* _Dataset records on visual material_
____________

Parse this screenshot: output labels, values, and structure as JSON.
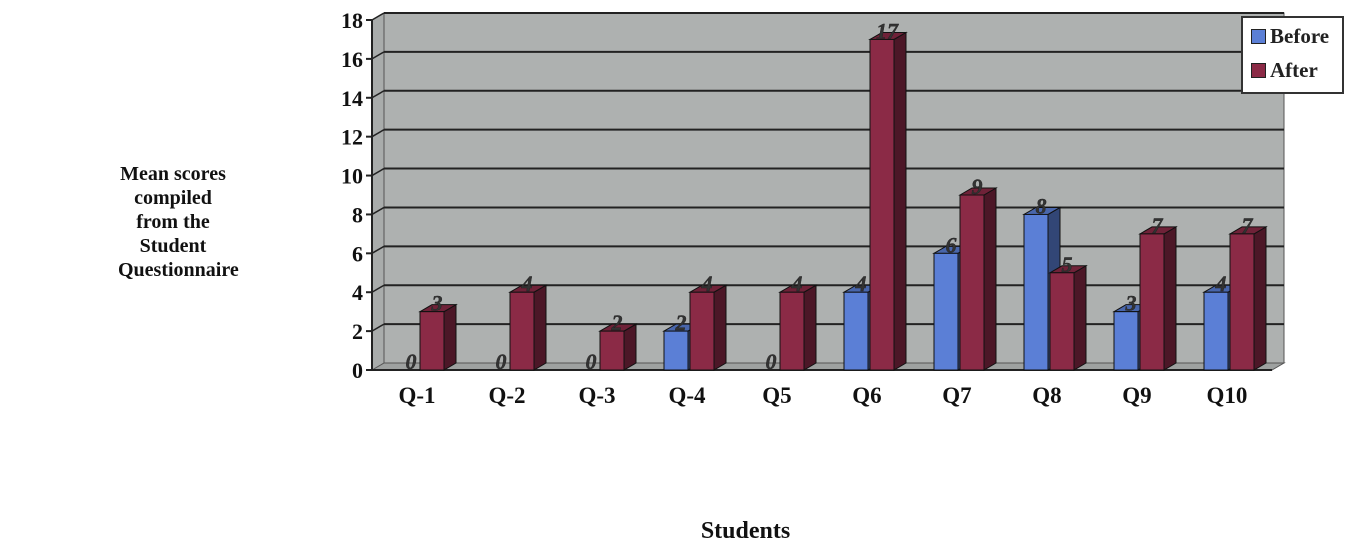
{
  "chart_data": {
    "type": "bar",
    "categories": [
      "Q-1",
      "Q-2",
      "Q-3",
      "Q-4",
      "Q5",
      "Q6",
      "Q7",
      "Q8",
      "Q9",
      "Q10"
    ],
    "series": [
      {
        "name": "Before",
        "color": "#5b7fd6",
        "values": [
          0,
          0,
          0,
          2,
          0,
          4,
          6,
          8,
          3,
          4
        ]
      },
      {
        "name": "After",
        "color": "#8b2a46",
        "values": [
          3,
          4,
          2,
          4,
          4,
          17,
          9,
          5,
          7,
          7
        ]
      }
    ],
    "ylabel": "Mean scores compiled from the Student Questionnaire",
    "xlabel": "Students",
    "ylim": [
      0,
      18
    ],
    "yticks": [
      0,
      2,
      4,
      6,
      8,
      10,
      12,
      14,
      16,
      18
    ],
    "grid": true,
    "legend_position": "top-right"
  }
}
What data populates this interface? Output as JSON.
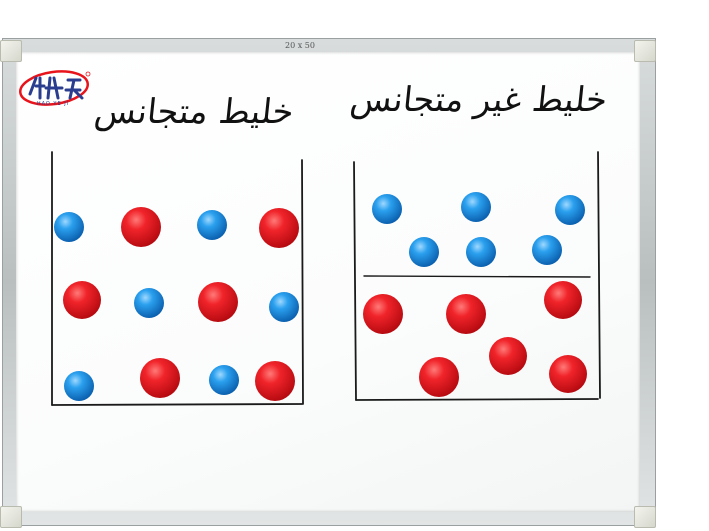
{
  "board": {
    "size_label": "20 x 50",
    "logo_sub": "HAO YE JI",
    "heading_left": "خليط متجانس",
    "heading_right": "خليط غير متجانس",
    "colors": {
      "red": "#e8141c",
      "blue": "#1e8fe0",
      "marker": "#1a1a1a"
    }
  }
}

____________

* _Problem requirements_
Transcribe the entries above verbatim, omitting their pictures.

* _Output_
Parse this screenshot: output labels, values, and structure as JSON.
{
  "chart_data": {
    "type": "bar",
    "categories": [
      "Q-1",
      "Q-2",
      "Q-3",
      "Q-4",
      "Q5",
      "Q6",
      "Q7",
      "Q8",
      "Q9",
      "Q10"
    ],
    "series": [
      {
        "name": "Before",
        "color": "#5b7fd6",
        "values": [
          0,
          0,
          0,
          2,
          0,
          4,
          6,
          8,
          3,
          4
        ]
      },
      {
        "name": "After",
        "color": "#8b2a46",
        "values": [
          3,
          4,
          2,
          4,
          4,
          17,
          9,
          5,
          7,
          7
        ]
      }
    ],
    "ylabel": "Mean scores compiled from the Student Questionnaire",
    "xlabel": "Students",
    "ylim": [
      0,
      18
    ],
    "yticks": [
      0,
      2,
      4,
      6,
      8,
      10,
      12,
      14,
      16,
      18
    ],
    "grid": true,
    "legend_position": "top-right"
  }
}
What data populates this interface? Output as JSON.
{
  "board": {
    "size_label": "20 x 50",
    "logo_sub": "HAO YE JI",
    "heading_left": "خليط متجانس",
    "heading_right": "خليط غير متجانس",
    "colors": {
      "red": "#e8141c",
      "blue": "#1e8fe0",
      "marker": "#1a1a1a"
    }
  }
}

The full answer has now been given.